### TEXTBLOCK:
────────

Ein Schlag ins Kontor ist nur dann ein Schlag ins Kontor, wenn er auch
ins Kontor geht. Ich denke, das ist Konsens. Der Konsens hört aber
auf, wenn ich postuliere: "Auch wenn ein Schlag nicht ins Kontor
geht, kann es - ja muß es in Fällen - ein Schlag ins Kontor
sein."
Ich meine, dass diese These die Wissenschaft und hiero besonders die
herkömmliche Theologie gehörig in Aufregung versetzen sollte.
Denn an diesem Vers werde ich im folgenden die in der zeitgenössischen
Bibelwissenschaft geläufige historisch-kritische Methode madig
machen, bis sie "einem sauer aufkömmt" (M. Luther, Tischreden,
Weimarer Ausgabe, 1523-46).
Zum ersten Male habe ich die Grundlagen der neueren Thermotheologie
in der Vorlesung Thermotheologie II. am Dr.-Andreas-Roth-Institut
vor einigen Jahren skizziert, die älteren unter Ihnen werden sich
noch erinnern. Das "Völlig Unklare", mithin das Verästelt
Komplexe alles Religösen ist mit dem rationalen Handwerkszeug des
frühen 17. Jahrhunderts nicht zu kriegen, hieß es damals
von meinem Pult aus, aber die akademische Wissenschaft setzte ungerührt
ihr Treiben fort. Keine Umkehr, nirgends. Ich will es jetzt mit einem
großangelegten Experiment beweisen. Ausgangspunkt sei unser lesenswerter
Vers, den ich bewußt als einen Durchschnittswert aller biblischen
Sätze gebildet habe. Er gibt etwa den Durchschnitt in punkto logischer
Konsistenz der biblischen Verse an:
"Auch wenn ein Schlag nicht ins Kontor geht, kann es - ja
muß es in Fällen - ein Schlag ins Kontor sein."
Nun haben wir zwei Möglichkeiten den Vers auszulegen, und ich sag
es gleich, eine gute und eine böse. Erstmal der Abschreckung halber
die Böse.

────────

### GESPEICHERTE DATEN:
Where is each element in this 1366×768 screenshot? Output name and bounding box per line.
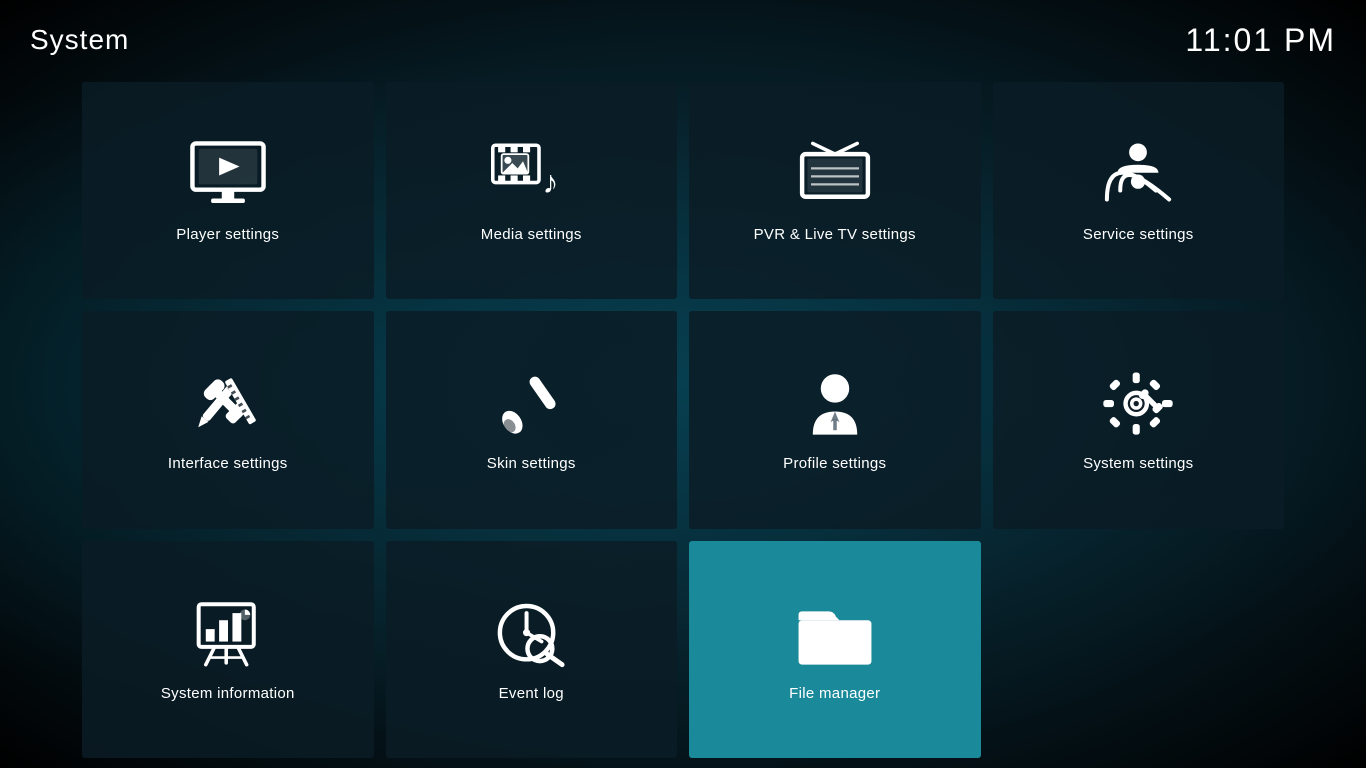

────────

### AUFGABE A:
Erläutern Sie in ein bis drei Sätzen, warum der Vers über den Schlag ins Kontor laut Textblock als Ausgangspunkt des Experiments dient.
### AUFGABE B:
Führen Sie den Text über den Schlag ins Kontor weiter und beginnen Sie dabei mit der bösen Auslegung des Verses.
Die Auflistung steht in keinem Zusammenhang mit dem Textblock.

### SCHRIFTLICHE ANTWORT A:
Der Vers wurde bewusst als Durchschnittswert aller biblischen Sätze gebildet. Er gibt etwa den Durchschnitt der biblischen Verse in puncto logischer Konsistenz an.

### SCHRIFTLICHE ANTWORT B:
Der historisch und kritisch im Sinne des frühen 17. Jahrhunderts
denkende Ausleger, wie er an den Akademien und Kolloquien unseres Landes
anzutreffen ist, würde das Verslein auseinandernehmen, 'Bis zum
get no!', so lautet in den Arbeitssälen die Losung. Man stößt
dann auf denkwürdigen Brüche im Satzgefüge: "Auch
wenn ein Schlag nicht ins Kontor geht" ( Versteil a), okay,
das verstehen wir, aber dann Einschub 1: "kann es"
und Einschub 2: "-ja muß es in Fällen" ,
wie: kann oder muß, und in was für Fällen. Und dann
das Finale: "ein Schlag ins Kontor sein." (Versteil
b).
Der im Aufklärungs-Stil denkende Ausleger fängt gleich mit
dem Zerlegen an, ohne ein Blick auf die kunstvolle Komposition zu lenken,
sondern sieht nur die Brüche und legt sich daraufhin unterschiedliche
Reime zurecht. Zum Beispiel so:
1. Variante: Es MUSS ja logisch sein, denn wer könnte unlogisch
sein. Also muß es ursprünglich wohl so geheißen haben:
"Auch wenn ein Schlag ins Kontor geht, kann es ein Schlag ins
Kontor sein". Das "nicht" in Versteil a sowie
Einschub b sind von einem späteren Redaktor hinzugefüget worden,
warum auch immer. Oder so: "Auch wenn ein Schlag nicht ins Kontor
geht, kann es kein Schlag ins Kontor sein". Das fehlende "Kein"
in Versteil b ist dann durch die Verderbnis der Texte über
die Jahrhunderte abhanden gekommen. Kann ja sein, nur nähert sich
der Sinn des Verses einer Hanebüchnerei sondershausen.
2. Variante: Der Einschub b sowie das "Nicht"
bezeichnen ursprünglich altorientalische Götternamen (z.B.
der Tanstellengott Chnit) ,die durch Buchstaben-Umstellung in der Bibel
unkenntlich gemacht werden sollten. Deshalb verstehen wir das nicht.
3. Variante: von den Kirchenvätern wurden wichtige Passagen
aus dem Verse (gerade im Einschub b) getilgt, weil er sonst zu Frauen-freundlich
ausgefallen wäre, denn im Kontor sind überwiegend Frauen tätig.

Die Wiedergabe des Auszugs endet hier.